TASK INSTRUCTIONS - Copy out each line exactly; pictures stay out of the copy.

--------------------

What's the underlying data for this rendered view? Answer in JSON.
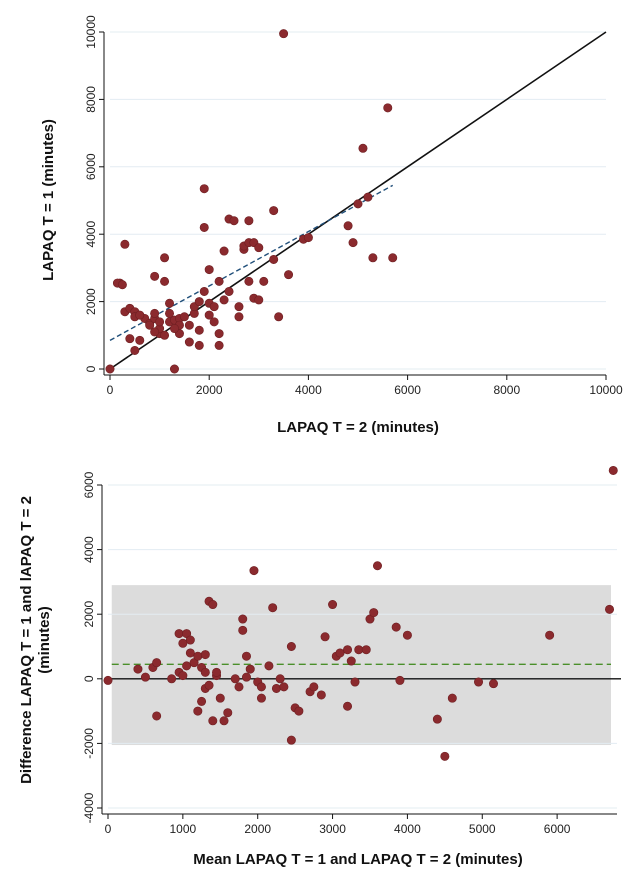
{
  "chart_data": [
    {
      "type": "scatter",
      "xlabel": "LAPAQ T = 2 (minutes)",
      "ylabel": "LAPAQ T = 1 (minutes)",
      "xlim": [
        0,
        10000
      ],
      "ylim": [
        0,
        10000
      ],
      "xticks": [
        "0",
        "2000",
        "4000",
        "6000",
        "8000",
        "10000"
      ],
      "yticks": [
        "0",
        "2000",
        "4000",
        "6000",
        "8000",
        "10000"
      ],
      "grid": true,
      "colors": {
        "points": "#8b2a2e",
        "identity_line": "#111111",
        "fit_line": "#1f4e79",
        "grid": "#e3ecf2"
      },
      "lines": [
        {
          "kind": "identity",
          "style": "solid",
          "x": [
            0,
            10000
          ],
          "y": [
            0,
            10000
          ]
        },
        {
          "kind": "regression",
          "style": "dashed",
          "x": [
            0,
            5700
          ],
          "y": [
            850,
            5450
          ]
        }
      ],
      "series": [
        {
          "x": [
            0,
            200,
            300,
            300,
            400,
            400,
            500,
            500,
            500,
            600,
            700,
            800,
            800,
            900,
            900,
            900,
            1000,
            1000,
            1100,
            1100,
            1200,
            1200,
            1200,
            1300,
            1300,
            1400,
            1400,
            1400,
            1500,
            1600,
            1700,
            1700,
            1800,
            1800,
            1800,
            1900,
            1900,
            2000,
            2000,
            2000,
            2100,
            2100,
            2200,
            2200,
            2300,
            2300,
            2400,
            2400,
            2500,
            2600,
            2600,
            2700,
            2700,
            2800,
            2800,
            2800,
            2900,
            2900,
            3000,
            3000,
            3100,
            3300,
            3300,
            3400,
            3500,
            3600,
            3900,
            4000,
            4800,
            4900,
            5000,
            5100,
            5200,
            5300,
            5600,
            5700,
            150,
            250,
            600,
            1100,
            1300,
            1600,
            1900,
            2200,
            900,
            1000
          ],
          "y": [
            0,
            2550,
            1700,
            3700,
            1800,
            900,
            550,
            1700,
            1550,
            850,
            1500,
            1350,
            1300,
            1500,
            1650,
            2750,
            1050,
            1200,
            2600,
            3300,
            1400,
            1650,
            1950,
            0,
            1450,
            1500,
            1050,
            1300,
            1550,
            800,
            1650,
            1850,
            2000,
            1150,
            700,
            5350,
            4200,
            1600,
            1950,
            2950,
            1400,
            1850,
            700,
            1050,
            2050,
            3500,
            2300,
            4450,
            4400,
            1850,
            1550,
            3550,
            3650,
            2600,
            3750,
            4400,
            3750,
            2100,
            2050,
            3600,
            2600,
            4700,
            3250,
            1550,
            9950,
            2800,
            3850,
            3900,
            4250,
            3750,
            4900,
            6550,
            5100,
            3300,
            7750,
            3300,
            2550,
            2500,
            1600,
            1000,
            1200,
            1300,
            2300,
            2600,
            1100,
            1400
          ]
        }
      ]
    },
    {
      "type": "scatter",
      "xlabel": "Mean LAPAQ T = 1 and LAPAQ T = 2 (minutes)",
      "ylabel_line1": "Difference LAPAQ T = 1 and lAPAQ T = 2",
      "ylabel_line2": "(minutes)",
      "xlim": [
        0,
        6800
      ],
      "ylim": [
        -4000,
        6000
      ],
      "xticks": [
        "0",
        "1000",
        "2000",
        "3000",
        "4000",
        "5000",
        "6000"
      ],
      "yticks": [
        "-4000",
        "-2000",
        "0",
        "2000",
        "4000",
        "6000"
      ],
      "grid": true,
      "limits_of_agreement": {
        "mean": 450,
        "lower": -2050,
        "upper": 2900,
        "x_range": [
          50,
          6720
        ]
      },
      "colors": {
        "points": "#8b2a2e",
        "band": "#dcdcdc",
        "mean_line": "#4a8f2a",
        "zero_line": "#111111",
        "grid": "#e3ecf2"
      },
      "series": [
        {
          "x": [
            0,
            400,
            500,
            600,
            650,
            650,
            850,
            950,
            950,
            1000,
            1000,
            1050,
            1050,
            1100,
            1100,
            1150,
            1200,
            1200,
            1250,
            1250,
            1300,
            1300,
            1300,
            1350,
            1350,
            1400,
            1400,
            1450,
            1450,
            1500,
            1550,
            1600,
            1700,
            1750,
            1800,
            1800,
            1850,
            1850,
            1900,
            1950,
            2000,
            2050,
            2050,
            2150,
            2200,
            2250,
            2300,
            2350,
            2450,
            2450,
            2500,
            2550,
            2700,
            2750,
            2850,
            2900,
            3000,
            3050,
            3100,
            3200,
            3200,
            3250,
            3300,
            3350,
            3450,
            3500,
            3550,
            3600,
            3850,
            3900,
            4000,
            4400,
            4500,
            4600,
            4950,
            5150,
            5900,
            6700,
            6750
          ],
          "y": [
            -50,
            300,
            50,
            350,
            -1150,
            500,
            0,
            1400,
            200,
            100,
            1100,
            400,
            1400,
            1200,
            800,
            500,
            700,
            -1000,
            350,
            -700,
            -300,
            750,
            200,
            2400,
            -200,
            -1300,
            2300,
            100,
            200,
            -600,
            -1300,
            -1050,
            0,
            -250,
            1850,
            1500,
            50,
            700,
            300,
            3350,
            -100,
            -250,
            -600,
            400,
            2200,
            -300,
            0,
            -250,
            -1900,
            1000,
            -900,
            -1000,
            -400,
            -250,
            -500,
            1300,
            2300,
            700,
            800,
            900,
            -850,
            550,
            -100,
            900,
            900,
            1850,
            2050,
            3500,
            1600,
            -50,
            1350,
            -1250,
            -2400,
            -600,
            -100,
            -150,
            1350,
            2150,
            6450
          ]
        }
      ]
    }
  ]
}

--------------------

ANSWER IN FULL -
What's the underlying data for this rendered view? Answer in JSON.
{
  "chart_data": [
    {
      "type": "scatter",
      "xlabel": "LAPAQ T = 2 (minutes)",
      "ylabel": "LAPAQ T = 1 (minutes)",
      "xlim": [
        0,
        10000
      ],
      "ylim": [
        0,
        10000
      ],
      "xticks": [
        "0",
        "2000",
        "4000",
        "6000",
        "8000",
        "10000"
      ],
      "yticks": [
        "0",
        "2000",
        "4000",
        "6000",
        "8000",
        "10000"
      ],
      "grid": true,
      "colors": {
        "points": "#8b2a2e",
        "identity_line": "#111111",
        "fit_line": "#1f4e79",
        "grid": "#e3ecf2"
      },
      "lines": [
        {
          "kind": "identity",
          "style": "solid",
          "x": [
            0,
            10000
          ],
          "y": [
            0,
            10000
          ]
        },
        {
          "kind": "regression",
          "style": "dashed",
          "x": [
            0,
            5700
          ],
          "y": [
            850,
            5450
          ]
        }
      ],
      "series": [
        {
          "x": [
            0,
            200,
            300,
            300,
            400,
            400,
            500,
            500,
            500,
            600,
            700,
            800,
            800,
            900,
            900,
            900,
            1000,
            1000,
            1100,
            1100,
            1200,
            1200,
            1200,
            1300,
            1300,
            1400,
            1400,
            1400,
            1500,
            1600,
            1700,
            1700,
            1800,
            1800,
            1800,
            1900,
            1900,
            2000,
            2000,
            2000,
            2100,
            2100,
            2200,
            2200,
            2300,
            2300,
            2400,
            2400,
            2500,
            2600,
            2600,
            2700,
            2700,
            2800,
            2800,
            2800,
            2900,
            2900,
            3000,
            3000,
            3100,
            3300,
            3300,
            3400,
            3500,
            3600,
            3900,
            4000,
            4800,
            4900,
            5000,
            5100,
            5200,
            5300,
            5600,
            5700,
            150,
            250,
            600,
            1100,
            1300,
            1600,
            1900,
            2200,
            900,
            1000
          ],
          "y": [
            0,
            2550,
            1700,
            3700,
            1800,
            900,
            550,
            1700,
            1550,
            850,
            1500,
            1350,
            1300,
            1500,
            1650,
            2750,
            1050,
            1200,
            2600,
            3300,
            1400,
            1650,
            1950,
            0,
            1450,
            1500,
            1050,
            1300,
            1550,
            800,
            1650,
            1850,
            2000,
            1150,
            700,
            5350,
            4200,
            1600,
            1950,
            2950,
            1400,
            1850,
            700,
            1050,
            2050,
            3500,
            2300,
            4450,
            4400,
            1850,
            1550,
            3550,
            3650,
            2600,
            3750,
            4400,
            3750,
            2100,
            2050,
            3600,
            2600,
            4700,
            3250,
            1550,
            9950,
            2800,
            3850,
            3900,
            4250,
            3750,
            4900,
            6550,
            5100,
            3300,
            7750,
            3300,
            2550,
            2500,
            1600,
            1000,
            1200,
            1300,
            2300,
            2600,
            1100,
            1400
          ]
        }
      ]
    },
    {
      "type": "scatter",
      "xlabel": "Mean LAPAQ T = 1 and LAPAQ T = 2 (minutes)",
      "ylabel_line1": "Difference LAPAQ T = 1 and lAPAQ T = 2",
      "ylabel_line2": "(minutes)",
      "xlim": [
        0,
        6800
      ],
      "ylim": [
        -4000,
        6000
      ],
      "xticks": [
        "0",
        "1000",
        "2000",
        "3000",
        "4000",
        "5000",
        "6000"
      ],
      "yticks": [
        "-4000",
        "-2000",
        "0",
        "2000",
        "4000",
        "6000"
      ],
      "grid": true,
      "limits_of_agreement": {
        "mean": 450,
        "lower": -2050,
        "upper": 2900,
        "x_range": [
          50,
          6720
        ]
      },
      "colors": {
        "points": "#8b2a2e",
        "band": "#dcdcdc",
        "mean_line": "#4a8f2a",
        "zero_line": "#111111",
        "grid": "#e3ecf2"
      },
      "series": [
        {
          "x": [
            0,
            400,
            500,
            600,
            650,
            650,
            850,
            950,
            950,
            1000,
            1000,
            1050,
            1050,
            1100,
            1100,
            1150,
            1200,
            1200,
            1250,
            1250,
            1300,
            1300,
            1300,
            1350,
            1350,
            1400,
            1400,
            1450,
            1450,
            1500,
            1550,
            1600,
            1700,
            1750,
            1800,
            1800,
            1850,
            1850,
            1900,
            1950,
            2000,
            2050,
            2050,
            2150,
            2200,
            2250,
            2300,
            2350,
            2450,
            2450,
            2500,
            2550,
            2700,
            2750,
            2850,
            2900,
            3000,
            3050,
            3100,
            3200,
            3200,
            3250,
            3300,
            3350,
            3450,
            3500,
            3550,
            3600,
            3850,
            3900,
            4000,
            4400,
            4500,
            4600,
            4950,
            5150,
            5900,
            6700,
            6750
          ],
          "y": [
            -50,
            300,
            50,
            350,
            -1150,
            500,
            0,
            1400,
            200,
            100,
            1100,
            400,
            1400,
            1200,
            800,
            500,
            700,
            -1000,
            350,
            -700,
            -300,
            750,
            200,
            2400,
            -200,
            -1300,
            2300,
            100,
            200,
            -600,
            -1300,
            -1050,
            0,
            -250,
            1850,
            1500,
            50,
            700,
            300,
            3350,
            -100,
            -250,
            -600,
            400,
            2200,
            -300,
            0,
            -250,
            -1900,
            1000,
            -900,
            -1000,
            -400,
            -250,
            -500,
            1300,
            2300,
            700,
            800,
            900,
            -850,
            550,
            -100,
            900,
            900,
            1850,
            2050,
            3500,
            1600,
            -50,
            1350,
            -1250,
            -2400,
            -600,
            -100,
            -150,
            1350,
            2150,
            6450
          ]
        }
      ]
    }
  ]
}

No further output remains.